## Given request
Below are some records. Pull every line that contains the word "year".

## Listed records
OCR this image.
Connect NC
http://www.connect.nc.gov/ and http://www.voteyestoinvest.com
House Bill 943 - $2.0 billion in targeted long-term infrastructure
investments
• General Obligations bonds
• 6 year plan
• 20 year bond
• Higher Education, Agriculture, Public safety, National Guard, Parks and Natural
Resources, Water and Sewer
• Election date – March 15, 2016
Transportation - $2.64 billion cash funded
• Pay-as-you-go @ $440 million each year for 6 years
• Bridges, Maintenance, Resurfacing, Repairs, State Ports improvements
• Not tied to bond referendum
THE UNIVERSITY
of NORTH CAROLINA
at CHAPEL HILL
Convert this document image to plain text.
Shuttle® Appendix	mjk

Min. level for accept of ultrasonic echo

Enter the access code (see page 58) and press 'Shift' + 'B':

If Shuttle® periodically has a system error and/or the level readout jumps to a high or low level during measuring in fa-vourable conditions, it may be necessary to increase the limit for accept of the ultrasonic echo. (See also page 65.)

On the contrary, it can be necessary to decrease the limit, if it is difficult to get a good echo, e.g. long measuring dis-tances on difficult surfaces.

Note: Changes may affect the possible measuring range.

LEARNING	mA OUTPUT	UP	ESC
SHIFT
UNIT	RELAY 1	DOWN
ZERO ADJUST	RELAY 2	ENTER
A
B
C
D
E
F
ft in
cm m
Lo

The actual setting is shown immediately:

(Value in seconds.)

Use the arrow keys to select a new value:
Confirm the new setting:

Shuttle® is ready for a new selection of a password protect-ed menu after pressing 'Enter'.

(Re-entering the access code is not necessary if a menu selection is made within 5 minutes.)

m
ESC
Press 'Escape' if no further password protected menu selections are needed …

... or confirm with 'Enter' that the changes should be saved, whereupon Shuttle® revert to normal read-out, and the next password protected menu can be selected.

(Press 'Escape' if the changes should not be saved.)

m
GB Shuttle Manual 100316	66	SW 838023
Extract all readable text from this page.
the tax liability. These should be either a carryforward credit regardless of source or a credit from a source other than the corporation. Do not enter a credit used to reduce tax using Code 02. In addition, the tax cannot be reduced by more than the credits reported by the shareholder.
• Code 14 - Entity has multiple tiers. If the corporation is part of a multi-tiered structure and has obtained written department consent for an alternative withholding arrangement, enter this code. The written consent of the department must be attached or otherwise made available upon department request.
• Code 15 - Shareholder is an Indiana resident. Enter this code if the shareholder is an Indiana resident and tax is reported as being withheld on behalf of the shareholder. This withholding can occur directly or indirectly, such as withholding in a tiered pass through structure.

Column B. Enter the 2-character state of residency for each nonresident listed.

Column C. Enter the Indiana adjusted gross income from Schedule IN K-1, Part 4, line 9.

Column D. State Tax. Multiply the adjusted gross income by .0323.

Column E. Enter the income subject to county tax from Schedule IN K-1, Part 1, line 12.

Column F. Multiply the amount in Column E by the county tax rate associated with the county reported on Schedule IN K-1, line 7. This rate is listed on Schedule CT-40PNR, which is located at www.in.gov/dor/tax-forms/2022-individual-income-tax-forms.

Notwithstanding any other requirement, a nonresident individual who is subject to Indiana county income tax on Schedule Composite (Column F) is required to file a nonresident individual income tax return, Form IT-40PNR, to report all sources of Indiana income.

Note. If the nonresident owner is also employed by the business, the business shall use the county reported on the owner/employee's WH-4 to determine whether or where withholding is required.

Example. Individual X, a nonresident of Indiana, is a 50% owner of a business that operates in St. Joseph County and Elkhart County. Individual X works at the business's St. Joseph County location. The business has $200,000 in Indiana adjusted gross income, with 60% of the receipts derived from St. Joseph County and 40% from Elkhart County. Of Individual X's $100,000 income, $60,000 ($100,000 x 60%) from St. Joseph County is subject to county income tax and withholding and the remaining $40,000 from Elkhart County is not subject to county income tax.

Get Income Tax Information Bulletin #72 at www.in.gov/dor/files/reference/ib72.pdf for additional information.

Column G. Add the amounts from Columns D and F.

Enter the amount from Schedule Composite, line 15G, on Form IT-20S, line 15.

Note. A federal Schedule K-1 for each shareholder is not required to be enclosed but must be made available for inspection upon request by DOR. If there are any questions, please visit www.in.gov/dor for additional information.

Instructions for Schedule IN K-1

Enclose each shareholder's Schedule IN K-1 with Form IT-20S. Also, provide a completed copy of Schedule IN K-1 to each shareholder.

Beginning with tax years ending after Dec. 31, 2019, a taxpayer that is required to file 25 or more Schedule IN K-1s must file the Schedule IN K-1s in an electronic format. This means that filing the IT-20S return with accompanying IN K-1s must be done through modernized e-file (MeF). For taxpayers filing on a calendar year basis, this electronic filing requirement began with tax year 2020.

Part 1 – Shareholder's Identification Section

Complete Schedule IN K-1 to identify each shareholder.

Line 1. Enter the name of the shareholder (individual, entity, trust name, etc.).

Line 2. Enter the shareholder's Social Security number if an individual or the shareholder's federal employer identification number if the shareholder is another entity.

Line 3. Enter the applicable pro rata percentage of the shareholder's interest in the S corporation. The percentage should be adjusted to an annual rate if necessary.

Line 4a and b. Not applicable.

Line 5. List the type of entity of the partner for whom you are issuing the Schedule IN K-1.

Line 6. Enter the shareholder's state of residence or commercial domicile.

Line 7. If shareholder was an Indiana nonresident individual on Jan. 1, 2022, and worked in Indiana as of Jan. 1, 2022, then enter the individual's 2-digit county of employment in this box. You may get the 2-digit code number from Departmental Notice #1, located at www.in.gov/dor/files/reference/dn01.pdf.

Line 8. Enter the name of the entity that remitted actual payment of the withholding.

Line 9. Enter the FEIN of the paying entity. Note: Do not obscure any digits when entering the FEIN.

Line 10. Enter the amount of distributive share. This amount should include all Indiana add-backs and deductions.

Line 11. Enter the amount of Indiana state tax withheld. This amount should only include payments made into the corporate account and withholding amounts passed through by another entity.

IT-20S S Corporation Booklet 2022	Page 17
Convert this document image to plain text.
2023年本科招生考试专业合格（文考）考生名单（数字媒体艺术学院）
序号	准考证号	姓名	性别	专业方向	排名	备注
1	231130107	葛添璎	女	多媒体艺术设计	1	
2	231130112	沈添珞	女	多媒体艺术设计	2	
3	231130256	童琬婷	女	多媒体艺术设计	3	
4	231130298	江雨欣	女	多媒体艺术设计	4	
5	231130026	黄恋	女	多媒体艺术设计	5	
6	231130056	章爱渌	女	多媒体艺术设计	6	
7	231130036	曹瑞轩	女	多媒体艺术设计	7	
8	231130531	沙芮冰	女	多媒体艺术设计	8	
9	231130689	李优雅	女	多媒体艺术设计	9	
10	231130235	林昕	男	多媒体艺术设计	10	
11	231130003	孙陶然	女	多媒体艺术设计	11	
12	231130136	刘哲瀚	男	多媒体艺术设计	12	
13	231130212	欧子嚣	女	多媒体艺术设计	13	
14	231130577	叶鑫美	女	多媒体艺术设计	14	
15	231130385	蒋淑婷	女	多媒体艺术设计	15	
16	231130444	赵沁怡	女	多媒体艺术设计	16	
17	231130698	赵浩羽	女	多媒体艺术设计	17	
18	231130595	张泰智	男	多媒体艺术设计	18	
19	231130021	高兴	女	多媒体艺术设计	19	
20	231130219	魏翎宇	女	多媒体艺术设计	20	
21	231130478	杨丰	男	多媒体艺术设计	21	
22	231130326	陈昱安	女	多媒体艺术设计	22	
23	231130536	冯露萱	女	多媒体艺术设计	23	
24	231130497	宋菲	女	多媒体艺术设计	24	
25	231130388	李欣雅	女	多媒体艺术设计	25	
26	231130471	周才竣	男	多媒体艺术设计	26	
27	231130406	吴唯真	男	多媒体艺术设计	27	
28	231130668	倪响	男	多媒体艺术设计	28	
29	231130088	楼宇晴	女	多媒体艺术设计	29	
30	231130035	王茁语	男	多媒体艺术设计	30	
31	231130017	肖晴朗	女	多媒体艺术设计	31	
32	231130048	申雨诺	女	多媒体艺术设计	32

## Solution to this task
• 6 year plan
• 20 year bond
• Pay-as-you-go @ $440 million each year for 6 years
Beginning with tax years ending after Dec. 31, 2019, a taxpayer that is required to file 25 or more Schedule IN K-1s must file the Schedule IN K-1s in an electronic format. This means that filing the IT-20S return with accompanying IN K-1s must be done through modernized e-file (MeF). For taxpayers filing on a calendar year basis, this electronic filing requirement began with tax year 2020.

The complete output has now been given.